Leave out any picture and return the remaining listing below exactly as given.
◆ ◆ ◆ ◆ ◆
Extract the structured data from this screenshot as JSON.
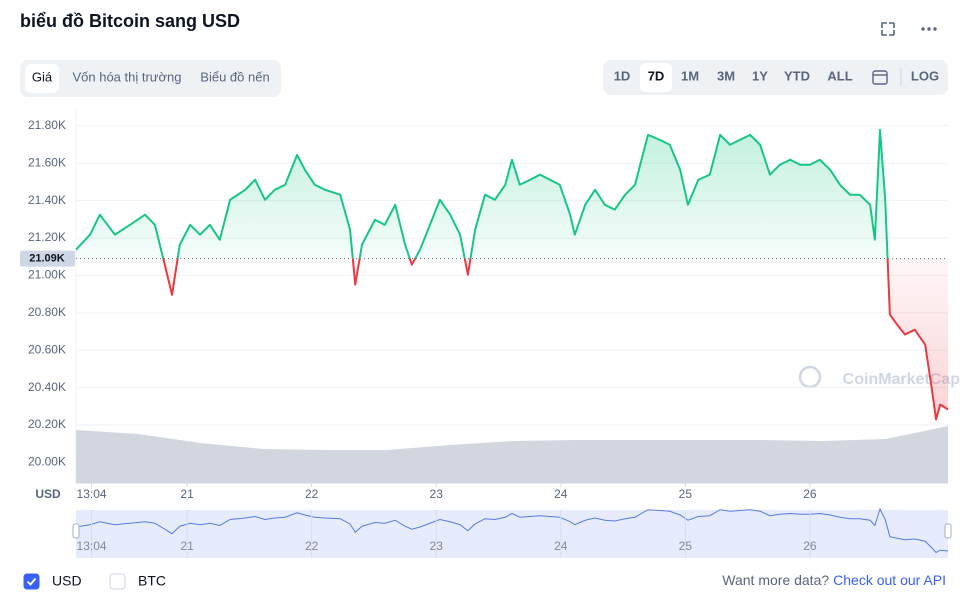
{
  "ui": {
    "title": "biểu đồ Bitcoin sang USD",
    "tabs": [
      "Giá",
      "Vốn hóa thị trường",
      "Biểu đồ nến"
    ],
    "active_tab": 0,
    "ranges": [
      "1D",
      "7D",
      "1M",
      "3M",
      "1Y",
      "YTD",
      "ALL"
    ],
    "active_range": 1,
    "log": "LOG",
    "currencies": [
      {
        "label": "USD",
        "checked": true
      },
      {
        "label": "BTC",
        "checked": false
      }
    ],
    "more_text": "Want more data?",
    "api_link": "Check out our API",
    "watermark": "CoinMarketCap"
  },
  "chart_data": {
    "type": "line",
    "up_color": "#16c784",
    "down_color": "#ea3943",
    "volume_color": "#d1d6df",
    "grid": true,
    "y_axis_label": "USD",
    "baseline": {
      "value": 21090,
      "label": "21.09K"
    },
    "xlim": [
      0,
      168
    ],
    "xticks": [
      {
        "value": 3,
        "label": "13:04"
      },
      {
        "value": 21.4,
        "label": "21"
      },
      {
        "value": 45.4,
        "label": "22"
      },
      {
        "value": 69.4,
        "label": "23"
      },
      {
        "value": 93.4,
        "label": "24"
      },
      {
        "value": 117.4,
        "label": "25"
      },
      {
        "value": 141.4,
        "label": "26"
      }
    ],
    "ylim": [
      19890,
      21885
    ],
    "yticks": [
      {
        "value": 20000,
        "label": "20.00K"
      },
      {
        "value": 20200,
        "label": "20.20K"
      },
      {
        "value": 20400,
        "label": "20.40K"
      },
      {
        "value": 20600,
        "label": "20.60K"
      },
      {
        "value": 20800,
        "label": "20.80K"
      },
      {
        "value": 21000,
        "label": "21.00K"
      },
      {
        "value": 21200,
        "label": "21.20K"
      },
      {
        "value": 21400,
        "label": "21.40K"
      },
      {
        "value": 21600,
        "label": "21.60K"
      },
      {
        "value": 21800,
        "label": "21.80K"
      }
    ],
    "x": [
      0,
      2.7,
      4.6,
      7.5,
      10.4,
      13.3,
      15.2,
      17.1,
      18.5,
      20.0,
      22.0,
      23.9,
      25.8,
      27.7,
      29.7,
      32.6,
      34.5,
      36.4,
      38.3,
      40.3,
      42.6,
      44.1,
      46.0,
      48.0,
      50.9,
      52.8,
      53.8,
      55.1,
      57.6,
      59.5,
      61.5,
      63.4,
      64.7,
      66.3,
      68.2,
      70.1,
      72.1,
      74.0,
      75.5,
      76.9,
      78.8,
      80.7,
      82.7,
      84.0,
      85.5,
      87.5,
      89.4,
      91.3,
      93.2,
      95.2,
      96.1,
      98.1,
      100.0,
      101.9,
      103.8,
      105.8,
      107.7,
      110.2,
      112.5,
      114.4,
      116.4,
      117.9,
      119.9,
      122.1,
      124.1,
      126.0,
      127.9,
      129.9,
      131.8,
      133.7,
      135.6,
      137.6,
      139.5,
      141.4,
      143.3,
      145.3,
      147.2,
      149.1,
      151.0,
      153.0,
      153.9,
      154.9,
      155.9,
      156.8,
      158.2,
      159.7,
      161.6,
      163.6,
      164.9,
      165.7,
      166.5,
      168.0
    ],
    "values": [
      21138,
      21218,
      21325,
      21218,
      21271,
      21325,
      21271,
      21058,
      20897,
      21165,
      21271,
      21218,
      21271,
      21191,
      21405,
      21458,
      21512,
      21405,
      21458,
      21485,
      21645,
      21565,
      21485,
      21458,
      21432,
      21245,
      20951,
      21165,
      21298,
      21271,
      21378,
      21165,
      21058,
      21138,
      21271,
      21405,
      21325,
      21218,
      21004,
      21245,
      21432,
      21405,
      21485,
      21619,
      21485,
      21512,
      21539,
      21512,
      21485,
      21325,
      21218,
      21378,
      21458,
      21378,
      21352,
      21432,
      21485,
      21752,
      21725,
      21699,
      21565,
      21378,
      21512,
      21539,
      21752,
      21699,
      21725,
      21752,
      21699,
      21539,
      21592,
      21619,
      21592,
      21592,
      21619,
      21565,
      21485,
      21432,
      21432,
      21378,
      21191,
      21779,
      21405,
      20791,
      20737,
      20684,
      20710,
      20630,
      20390,
      20230,
      20310,
      20283
    ],
    "volume_x": [
      0,
      12,
      24,
      36,
      48,
      60,
      72,
      84,
      96,
      108,
      120,
      132,
      144,
      156,
      168
    ],
    "volume_values": [
      53,
      49,
      40,
      34,
      33,
      33,
      38,
      42,
      43,
      43,
      43,
      43,
      42,
      44,
      57
    ],
    "volume_ylim": [
      0,
      100
    ]
  }
}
◆ ◆ ◆ ◆ ◆
- **In response**
Extract the structured data from this screenshot as JSON.
{
  "ui": {
    "title": "biểu đồ Bitcoin sang USD",
    "tabs": [
      "Giá",
      "Vốn hóa thị trường",
      "Biểu đồ nến"
    ],
    "active_tab": 0,
    "ranges": [
      "1D",
      "7D",
      "1M",
      "3M",
      "1Y",
      "YTD",
      "ALL"
    ],
    "active_range": 1,
    "log": "LOG",
    "currencies": [
      {
        "label": "USD",
        "checked": true
      },
      {
        "label": "BTC",
        "checked": false
      }
    ],
    "more_text": "Want more data?",
    "api_link": "Check out our API",
    "watermark": "CoinMarketCap"
  },
  "chart_data": {
    "type": "line",
    "up_color": "#16c784",
    "down_color": "#ea3943",
    "volume_color": "#d1d6df",
    "grid": true,
    "y_axis_label": "USD",
    "baseline": {
      "value": 21090,
      "label": "21.09K"
    },
    "xlim": [
      0,
      168
    ],
    "xticks": [
      {
        "value": 3,
        "label": "13:04"
      },
      {
        "value": 21.4,
        "label": "21"
      },
      {
        "value": 45.4,
        "label": "22"
      },
      {
        "value": 69.4,
        "label": "23"
      },
      {
        "value": 93.4,
        "label": "24"
      },
      {
        "value": 117.4,
        "label": "25"
      },
      {
        "value": 141.4,
        "label": "26"
      }
    ],
    "ylim": [
      19890,
      21885
    ],
    "yticks": [
      {
        "value": 20000,
        "label": "20.00K"
      },
      {
        "value": 20200,
        "label": "20.20K"
      },
      {
        "value": 20400,
        "label": "20.40K"
      },
      {
        "value": 20600,
        "label": "20.60K"
      },
      {
        "value": 20800,
        "label": "20.80K"
      },
      {
        "value": 21000,
        "label": "21.00K"
      },
      {
        "value": 21200,
        "label": "21.20K"
      },
      {
        "value": 21400,
        "label": "21.40K"
      },
      {
        "value": 21600,
        "label": "21.60K"
      },
      {
        "value": 21800,
        "label": "21.80K"
      }
    ],
    "x": [
      0,
      2.7,
      4.6,
      7.5,
      10.4,
      13.3,
      15.2,
      17.1,
      18.5,
      20.0,
      22.0,
      23.9,
      25.8,
      27.7,
      29.7,
      32.6,
      34.5,
      36.4,
      38.3,
      40.3,
      42.6,
      44.1,
      46.0,
      48.0,
      50.9,
      52.8,
      53.8,
      55.1,
      57.6,
      59.5,
      61.5,
      63.4,
      64.7,
      66.3,
      68.2,
      70.1,
      72.1,
      74.0,
      75.5,
      76.9,
      78.8,
      80.7,
      82.7,
      84.0,
      85.5,
      87.5,
      89.4,
      91.3,
      93.2,
      95.2,
      96.1,
      98.1,
      100.0,
      101.9,
      103.8,
      105.8,
      107.7,
      110.2,
      112.5,
      114.4,
      116.4,
      117.9,
      119.9,
      122.1,
      124.1,
      126.0,
      127.9,
      129.9,
      131.8,
      133.7,
      135.6,
      137.6,
      139.5,
      141.4,
      143.3,
      145.3,
      147.2,
      149.1,
      151.0,
      153.0,
      153.9,
      154.9,
      155.9,
      156.8,
      158.2,
      159.7,
      161.6,
      163.6,
      164.9,
      165.7,
      166.5,
      168.0
    ],
    "values": [
      21138,
      21218,
      21325,
      21218,
      21271,
      21325,
      21271,
      21058,
      20897,
      21165,
      21271,
      21218,
      21271,
      21191,
      21405,
      21458,
      21512,
      21405,
      21458,
      21485,
      21645,
      21565,
      21485,
      21458,
      21432,
      21245,
      20951,
      21165,
      21298,
      21271,
      21378,
      21165,
      21058,
      21138,
      21271,
      21405,
      21325,
      21218,
      21004,
      21245,
      21432,
      21405,
      21485,
      21619,
      21485,
      21512,
      21539,
      21512,
      21485,
      21325,
      21218,
      21378,
      21458,
      21378,
      21352,
      21432,
      21485,
      21752,
      21725,
      21699,
      21565,
      21378,
      21512,
      21539,
      21752,
      21699,
      21725,
      21752,
      21699,
      21539,
      21592,
      21619,
      21592,
      21592,
      21619,
      21565,
      21485,
      21432,
      21432,
      21378,
      21191,
      21779,
      21405,
      20791,
      20737,
      20684,
      20710,
      20630,
      20390,
      20230,
      20310,
      20283
    ],
    "volume_x": [
      0,
      12,
      24,
      36,
      48,
      60,
      72,
      84,
      96,
      108,
      120,
      132,
      144,
      156,
      168
    ],
    "volume_values": [
      53,
      49,
      40,
      34,
      33,
      33,
      38,
      42,
      43,
      43,
      43,
      43,
      42,
      44,
      57
    ],
    "volume_ylim": [
      0,
      100
    ]
  }
}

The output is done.